### [What you need to do]
Return the count of lines that mention "cabowabo", with no other words.

### [Supplied data]
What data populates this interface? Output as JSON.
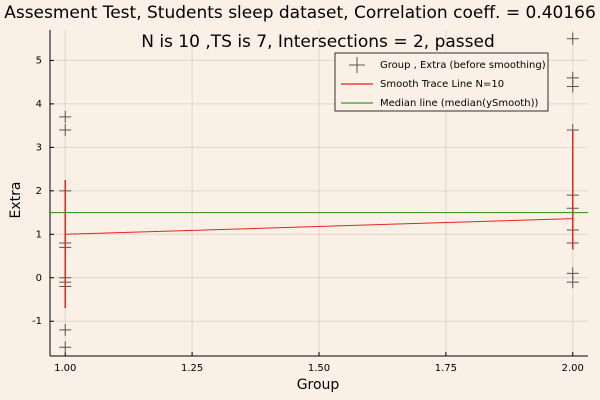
{
  "chart_data": {
    "type": "scatter",
    "title": "Assesment Test, Students sleep dataset, Correlation coeff. = 0.40166",
    "subtitle": "N is 10 ,TS is 7, Intersections = 2, passed",
    "x_label": "Group",
    "y_label": "Extra",
    "xlim": [
      0.97,
      2.03
    ],
    "ylim": [
      -1.8,
      5.7
    ],
    "xticks": [
      {
        "value": 1.0,
        "label": "1.00"
      },
      {
        "value": 1.25,
        "label": "1.25"
      },
      {
        "value": 1.5,
        "label": "1.50"
      },
      {
        "value": 1.75,
        "label": "1.75"
      },
      {
        "value": 2.0,
        "label": "2.00"
      }
    ],
    "yticks": [
      -1,
      0,
      1,
      2,
      3,
      4,
      5
    ],
    "grid": true,
    "legend": "top-right",
    "series": [
      {
        "name": "Group , Extra (before smoothing)",
        "color": "#555555",
        "kind": "points",
        "x": [
          1,
          1,
          1,
          1,
          1,
          1,
          1,
          1,
          1,
          1,
          2,
          2,
          2,
          2,
          2,
          2,
          2,
          2,
          2,
          2
        ],
        "values": [
          0.7,
          -1.6,
          -0.2,
          -1.2,
          -0.1,
          3.4,
          3.7,
          0.8,
          0.0,
          2.0,
          1.9,
          0.8,
          1.1,
          0.1,
          -0.1,
          4.4,
          5.5,
          1.6,
          4.6,
          3.4
        ]
      },
      {
        "name": "Smooth Trace Line N=10",
        "color": "#e8251f",
        "kind": "line",
        "x": [
          1,
          2
        ],
        "values": [
          1.0,
          1.36
        ],
        "low": [
          -0.7,
          0.65
        ],
        "high": [
          2.25,
          3.4
        ]
      },
      {
        "name": "Median line (median(ySmooth))",
        "color": "#3a9a26",
        "kind": "hline",
        "values": [
          1.5
        ]
      }
    ]
  }
}
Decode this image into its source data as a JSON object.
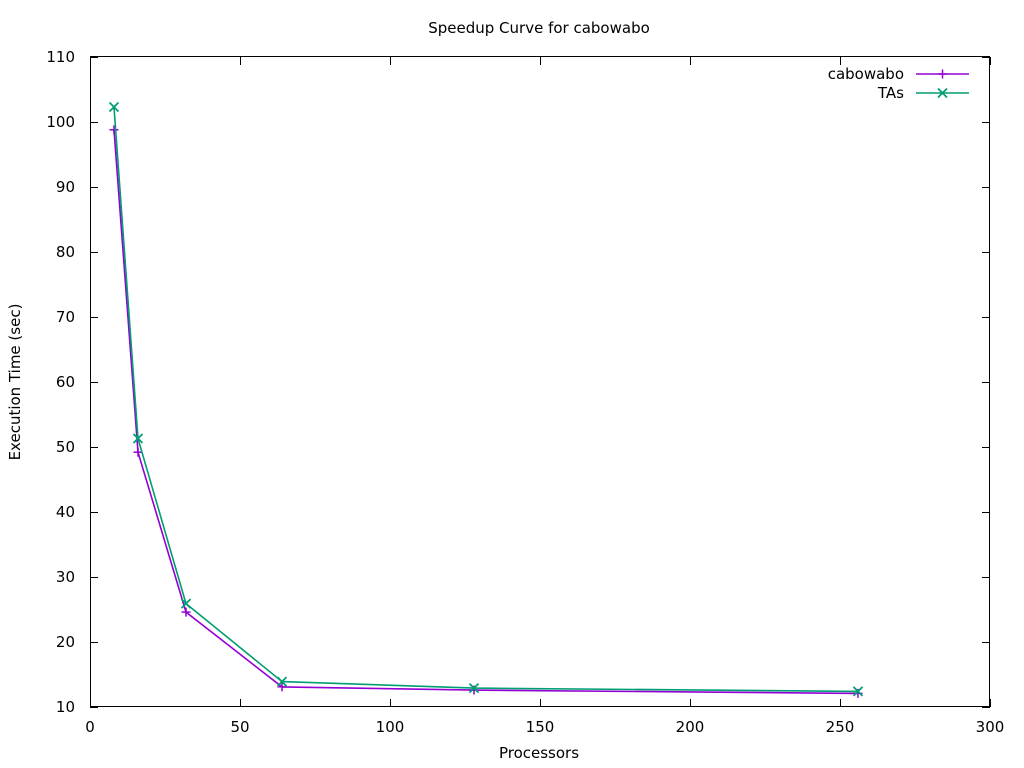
{
  "chart_data": {
    "type": "line",
    "title": "Speedup Curve for cabowabo",
    "xlabel": "Processors",
    "ylabel": "Execution Time (sec)",
    "xlim": [
      0,
      300
    ],
    "ylim": [
      10,
      110
    ],
    "xticks": [
      0,
      50,
      100,
      150,
      200,
      250,
      300
    ],
    "yticks": [
      10,
      20,
      30,
      40,
      50,
      60,
      70,
      80,
      90,
      100,
      110
    ],
    "grid": false,
    "legend_position": "top-right",
    "series": [
      {
        "name": "cabowabo",
        "color": "#9400d3",
        "marker": "plus",
        "x": [
          8,
          16,
          32,
          64,
          128,
          256
        ],
        "y": [
          98.8,
          49.2,
          24.6,
          13.1,
          12.6,
          12.1
        ]
      },
      {
        "name": "TAs",
        "color": "#009e73",
        "marker": "cross",
        "x": [
          8,
          16,
          32,
          64,
          128,
          256
        ],
        "y": [
          102.3,
          51.3,
          25.9,
          13.9,
          12.9,
          12.4
        ]
      }
    ]
  }
}
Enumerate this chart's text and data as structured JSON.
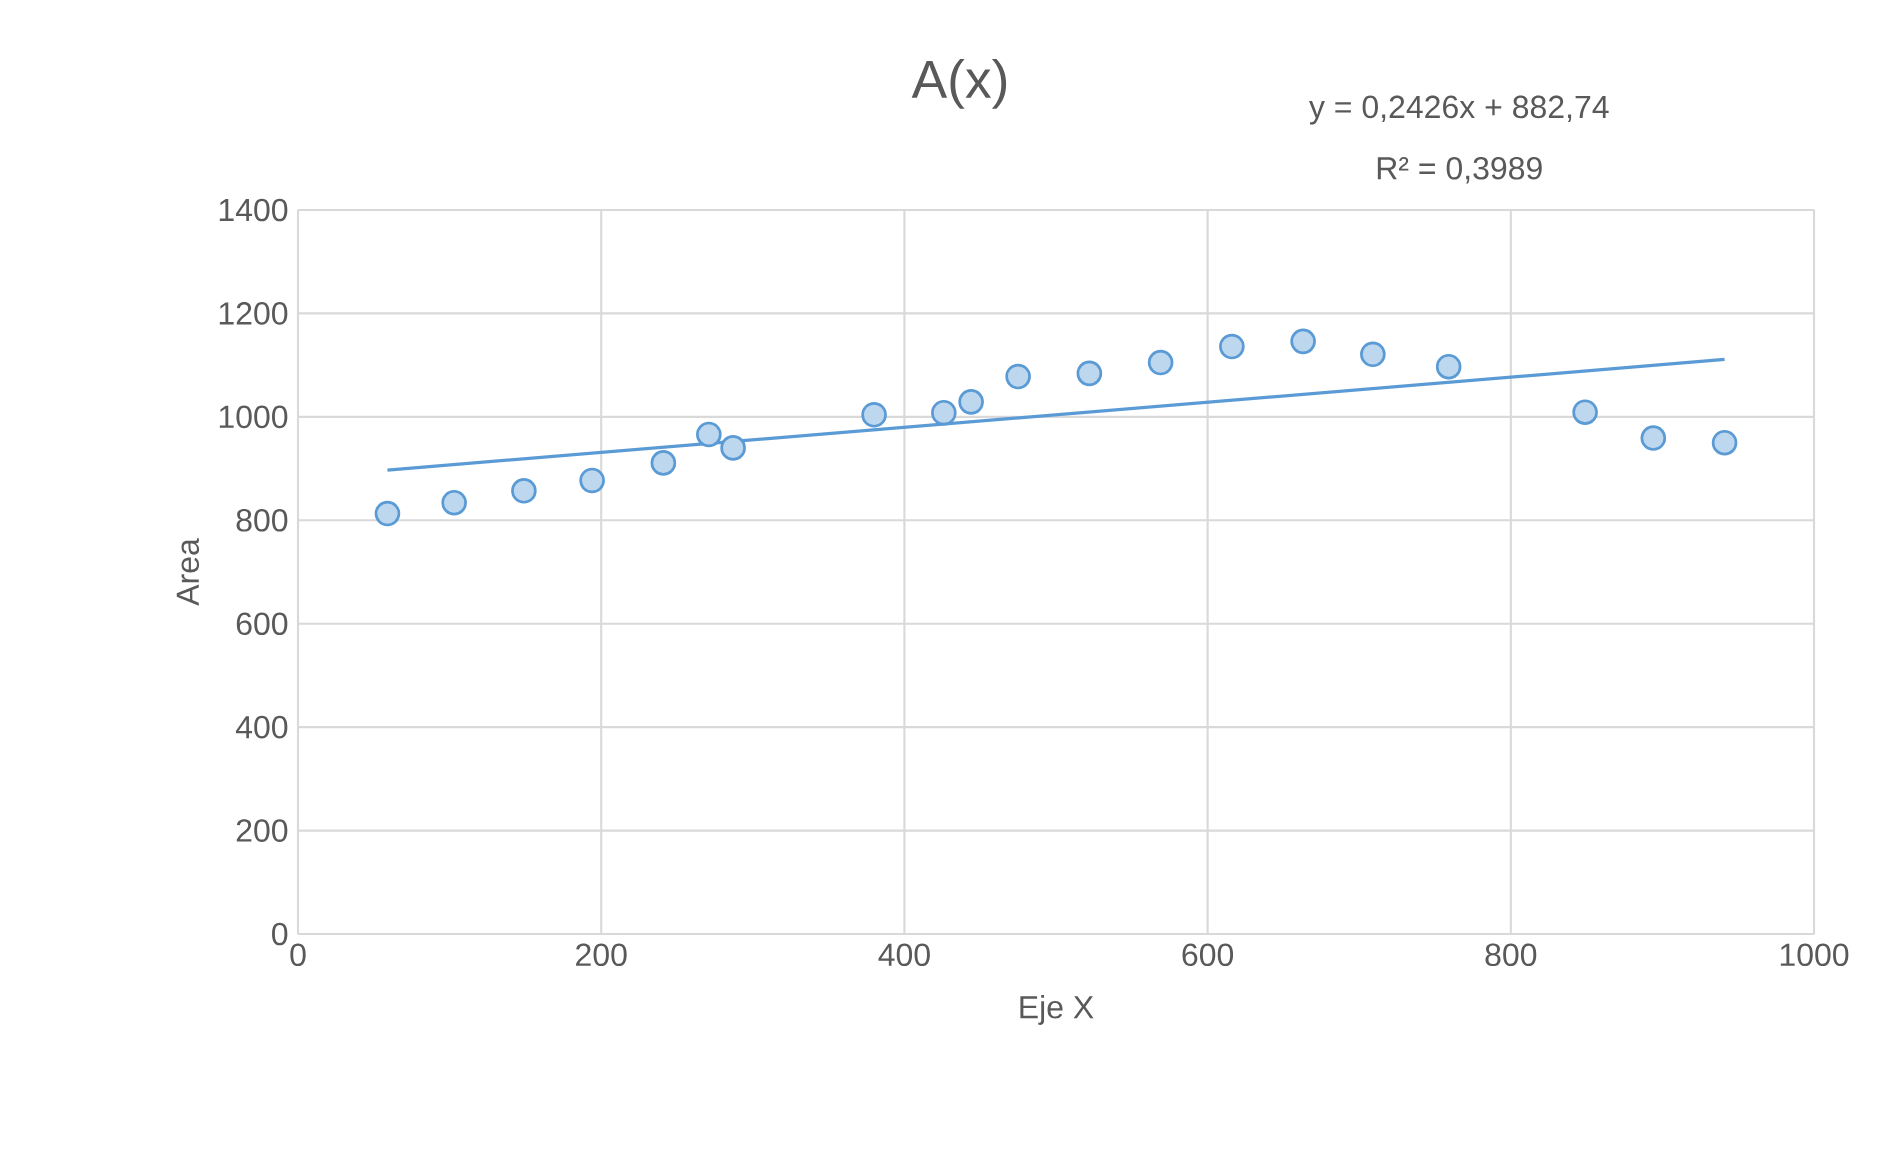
{
  "chart_data": {
    "type": "scatter",
    "title": "A(x)",
    "xlabel": "Eje X",
    "ylabel": "Area",
    "annotations": [
      "y = 0,2426x + 882,74",
      "R² = 0,3989"
    ],
    "xlim": [
      0,
      1000
    ],
    "xticks": [
      0,
      200,
      400,
      600,
      800,
      1000
    ],
    "ylim": [
      0,
      1400
    ],
    "yticks": [
      0,
      200,
      400,
      600,
      800,
      1000,
      1200,
      1400
    ],
    "grid": true,
    "series": [
      {
        "marker": "circle",
        "color": "#5b9bd5",
        "x": [
          59,
          103,
          149,
          194,
          241,
          271,
          287,
          380,
          426,
          444,
          475,
          522,
          569,
          616,
          663,
          709,
          759,
          849,
          894,
          941
        ],
        "values": [
          813,
          834,
          857,
          877,
          911,
          966,
          940,
          1004,
          1008,
          1029,
          1078,
          1084,
          1105,
          1136,
          1146,
          1121,
          1097,
          1009,
          959,
          950
        ]
      },
      {
        "type": "line",
        "color": "#5b9bd5",
        "x": [
          59,
          941
        ],
        "values": [
          897,
          1111
        ]
      }
    ]
  }
}
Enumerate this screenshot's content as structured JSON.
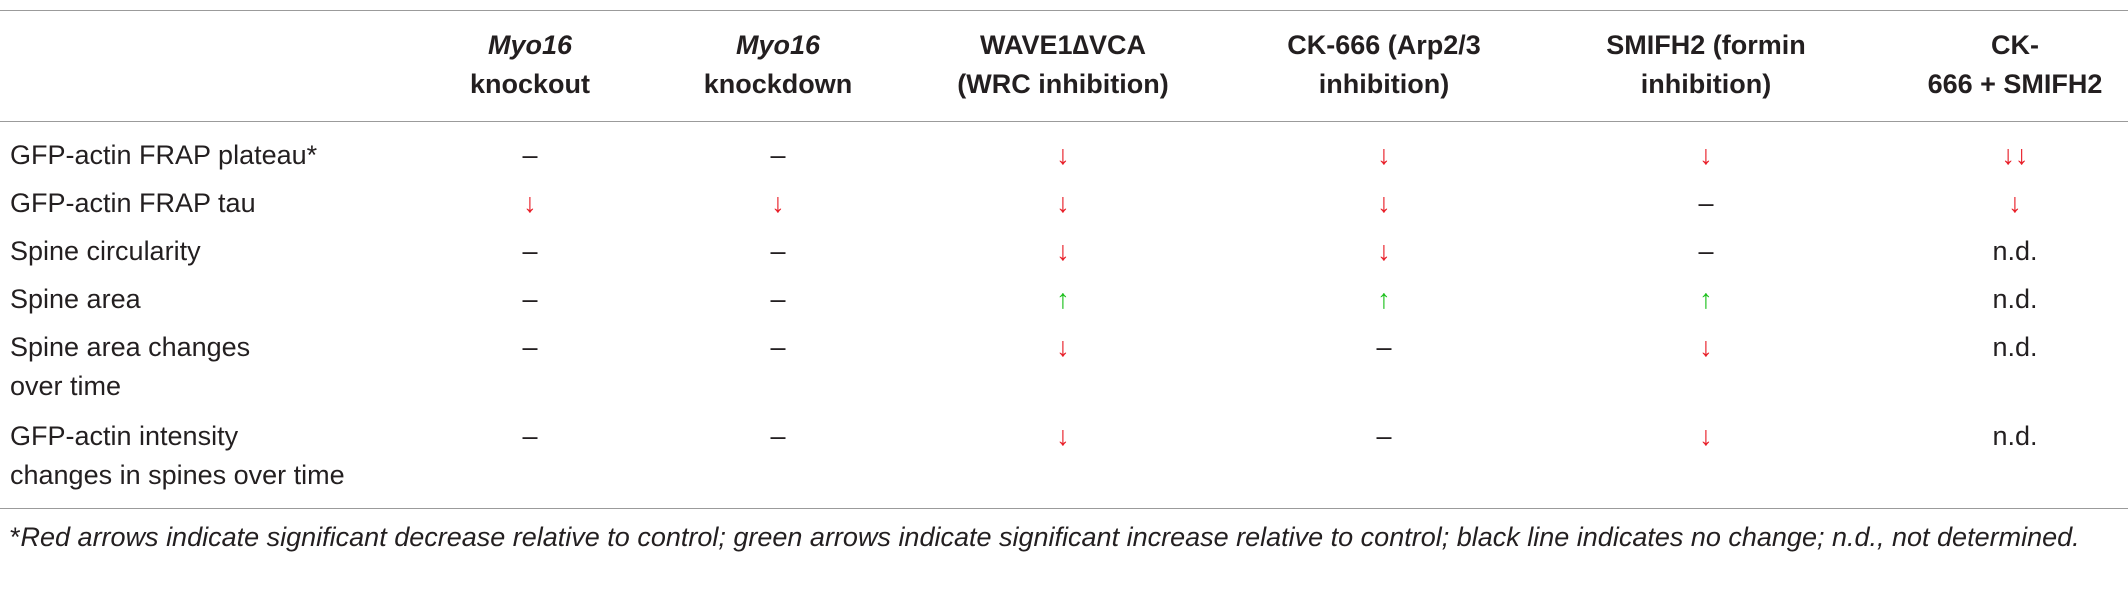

### [The completed task]
2